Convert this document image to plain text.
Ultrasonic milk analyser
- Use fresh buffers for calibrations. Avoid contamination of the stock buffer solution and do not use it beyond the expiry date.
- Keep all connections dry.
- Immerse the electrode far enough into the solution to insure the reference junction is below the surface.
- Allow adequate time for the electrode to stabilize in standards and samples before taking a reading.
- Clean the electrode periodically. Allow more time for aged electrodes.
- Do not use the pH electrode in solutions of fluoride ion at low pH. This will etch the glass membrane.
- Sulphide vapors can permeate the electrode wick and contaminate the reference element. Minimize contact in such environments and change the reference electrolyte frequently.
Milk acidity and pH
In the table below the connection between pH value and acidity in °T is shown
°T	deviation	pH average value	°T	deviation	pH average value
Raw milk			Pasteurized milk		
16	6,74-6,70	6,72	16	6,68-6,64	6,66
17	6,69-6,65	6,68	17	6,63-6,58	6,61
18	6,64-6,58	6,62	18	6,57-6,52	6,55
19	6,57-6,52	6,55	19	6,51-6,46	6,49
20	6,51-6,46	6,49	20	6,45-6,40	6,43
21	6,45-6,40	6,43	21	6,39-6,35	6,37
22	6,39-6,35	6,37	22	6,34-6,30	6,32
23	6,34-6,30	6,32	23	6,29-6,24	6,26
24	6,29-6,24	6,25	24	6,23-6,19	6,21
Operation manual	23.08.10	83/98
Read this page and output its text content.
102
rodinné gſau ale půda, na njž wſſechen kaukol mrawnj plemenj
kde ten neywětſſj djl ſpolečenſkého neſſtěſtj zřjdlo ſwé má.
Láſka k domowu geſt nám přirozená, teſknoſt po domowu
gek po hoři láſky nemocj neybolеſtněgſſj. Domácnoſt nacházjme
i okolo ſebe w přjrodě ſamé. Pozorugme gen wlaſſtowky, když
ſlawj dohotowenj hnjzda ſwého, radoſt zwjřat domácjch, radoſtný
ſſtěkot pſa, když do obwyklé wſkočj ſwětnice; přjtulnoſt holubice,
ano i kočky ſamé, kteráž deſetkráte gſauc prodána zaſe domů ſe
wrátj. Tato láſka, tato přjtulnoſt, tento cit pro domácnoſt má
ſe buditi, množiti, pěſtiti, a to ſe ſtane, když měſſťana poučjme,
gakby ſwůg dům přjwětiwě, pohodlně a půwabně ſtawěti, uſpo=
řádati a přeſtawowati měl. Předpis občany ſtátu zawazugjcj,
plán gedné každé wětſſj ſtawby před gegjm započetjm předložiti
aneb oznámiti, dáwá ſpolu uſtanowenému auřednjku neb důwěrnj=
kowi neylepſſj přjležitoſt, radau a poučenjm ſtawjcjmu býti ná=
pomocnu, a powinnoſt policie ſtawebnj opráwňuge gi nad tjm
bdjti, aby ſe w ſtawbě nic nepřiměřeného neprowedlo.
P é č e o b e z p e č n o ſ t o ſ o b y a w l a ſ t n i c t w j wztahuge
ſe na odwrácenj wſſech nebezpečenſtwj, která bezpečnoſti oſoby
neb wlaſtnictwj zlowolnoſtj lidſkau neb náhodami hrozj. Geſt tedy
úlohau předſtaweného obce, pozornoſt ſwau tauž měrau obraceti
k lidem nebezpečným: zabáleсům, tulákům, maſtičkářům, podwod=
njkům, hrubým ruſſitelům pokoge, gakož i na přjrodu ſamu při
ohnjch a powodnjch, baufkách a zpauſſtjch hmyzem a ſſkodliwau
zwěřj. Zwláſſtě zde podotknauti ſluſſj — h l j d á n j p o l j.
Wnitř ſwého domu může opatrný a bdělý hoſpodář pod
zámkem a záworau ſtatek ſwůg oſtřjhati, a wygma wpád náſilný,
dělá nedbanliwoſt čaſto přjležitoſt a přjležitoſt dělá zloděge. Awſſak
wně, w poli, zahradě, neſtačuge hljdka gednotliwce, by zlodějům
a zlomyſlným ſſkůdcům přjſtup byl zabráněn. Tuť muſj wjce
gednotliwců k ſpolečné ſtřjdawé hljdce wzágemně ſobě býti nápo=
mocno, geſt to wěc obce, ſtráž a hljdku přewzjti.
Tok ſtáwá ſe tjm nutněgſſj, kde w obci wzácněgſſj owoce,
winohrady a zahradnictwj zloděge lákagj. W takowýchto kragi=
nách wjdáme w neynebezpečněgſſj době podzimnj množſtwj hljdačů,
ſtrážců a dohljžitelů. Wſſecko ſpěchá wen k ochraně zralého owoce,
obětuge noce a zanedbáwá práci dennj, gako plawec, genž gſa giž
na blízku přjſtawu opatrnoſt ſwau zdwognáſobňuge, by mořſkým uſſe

:::

INSTRUCTION -> Extract the full listing and reproduce each line exactly.

SOLUTION TO THE PROBLEM ->
Convert this document image to plain text.
Ultrasonic milk analyser
- Use fresh buffers for calibrations. Avoid contamination of the stock buffer solution and do not use it beyond the expiry date.
- Keep all connections dry.
- Immerse the electrode far enough into the solution to insure the reference junction is below the surface.
- Allow adequate time for the electrode to stabilize in standards and samples before taking a reading.
- Clean the electrode periodically. Allow more time for aged electrodes.
- Do not use the pH electrode in solutions of fluoride ion at low pH. This will etch the glass membrane.
- Sulphide vapors can permeate the electrode wick and contaminate the reference element. Minimize contact in such environments and change the reference electrolyte frequently.
Milk acidity and pH
In the table below the connection between pH value and acidity in °T is shown
°T	deviation	pH average value	°T	deviation	pH average value
Raw milk			Pasteurized milk		
16	6,74-6,70	6,72	16	6,68-6,64	6,66
17	6,69-6,65	6,68	17	6,63-6,58	6,61
18	6,64-6,58	6,62	18	6,57-6,52	6,55
19	6,57-6,52	6,55	19	6,51-6,46	6,49
20	6,51-6,46	6,49	20	6,45-6,40	6,43
21	6,45-6,40	6,43	21	6,39-6,35	6,37
22	6,39-6,35	6,37	22	6,34-6,30	6,32
23	6,34-6,30	6,32	23	6,29-6,24	6,26
24	6,29-6,24	6,25	24	6,23-6,19	6,21
Operation manual	23.08.10	83/98
Read this page and output its text content.
102
rodinné gſau ale půda, na njž wſſechen kaukol mrawnj plemenj
kde ten neywětſſj djl ſpolečenſkého neſſtěſtj zřjdlo ſwé má.
Láſka k domowu geſt nám přirozená, teſknoſt po domowu
gek po hoři láſky nemocj neybolеſtněgſſj. Domácnoſt nacházjme
i okolo ſebe w přjrodě ſamé. Pozorugme gen wlaſſtowky, když
ſlawj dohotowenj hnjzda ſwého, radoſt zwjřat domácjch, radoſtný
ſſtěkot pſa, když do obwyklé wſkočj ſwětnice; přjtulnoſt holubice,
ano i kočky ſamé, kteráž deſetkráte gſauc prodána zaſe domů ſe
wrátj. Tato láſka, tato přjtulnoſt, tento cit pro domácnoſt má
ſe buditi, množiti, pěſtiti, a to ſe ſtane, když měſſťana poučjme,
gakby ſwůg dům přjwětiwě, pohodlně a půwabně ſtawěti, uſpo=
řádati a přeſtawowati měl. Předpis občany ſtátu zawazugjcj,
plán gedné každé wětſſj ſtawby před gegjm započetjm předložiti
aneb oznámiti, dáwá ſpolu uſtanowenému auřednjku neb důwěrnj=
kowi neylepſſj přjležitoſt, radau a poučenjm ſtawjcjmu býti ná=
pomocnu, a powinnoſt policie ſtawebnj opráwňuge gi nad tjm
bdjti, aby ſe w ſtawbě nic nepřiměřeného neprowedlo.
P é č e o b e z p e č n o ſ t o ſ o b y a w l a ſ t n i c t w j wztahuge
ſe na odwrácenj wſſech nebezpečenſtwj, která bezpečnoſti oſoby
neb wlaſtnictwj zlowolnoſtj lidſkau neb náhodami hrozj. Geſt tedy
úlohau předſtaweného obce, pozornoſt ſwau tauž měrau obraceti
k lidem nebezpečným: zabáleсům, tulákům, maſtičkářům, podwod=
njkům, hrubým ruſſitelům pokoge, gakož i na přjrodu ſamu při
ohnjch a powodnjch, baufkách a zpauſſtjch hmyzem a ſſkodliwau
zwěřj. Zwláſſtě zde podotknauti ſluſſj — h l j d á n j p o l j.
Wnitř ſwého domu může opatrný a bdělý hoſpodář pod
zámkem a záworau ſtatek ſwůg oſtřjhati, a wygma wpád náſilný,
dělá nedbanliwoſt čaſto přjležitoſt a přjležitoſt dělá zloděge. Awſſak
wně, w poli, zahradě, neſtačuge hljdka gednotliwce, by zlodějům
a zlomyſlným ſſkůdcům přjſtup byl zabráněn. Tuť muſj wjce
gednotliwců k ſpolečné ſtřjdawé hljdce wzágemně ſobě býti nápo=
mocno, geſt to wěc obce, ſtráž a hljdku přewzjti.
Tok ſtáwá ſe tjm nutněgſſj, kde w obci wzácněgſſj owoce,
winohrady a zahradnictwj zloděge lákagj. W takowýchto kragi=
nách wjdáme w neynebezpečněgſſj době podzimnj množſtwj hljdačů,
ſtrážců a dohljžitelů. Wſſecko ſpěchá wen k ochraně zralého owoce,
obětuge noce a zanedbáwá práci dennj, gako plawec, genž gſa giž
na blízku přjſtawu opatrnoſt ſwau zdwognáſobňuge, by mořſkým uſſe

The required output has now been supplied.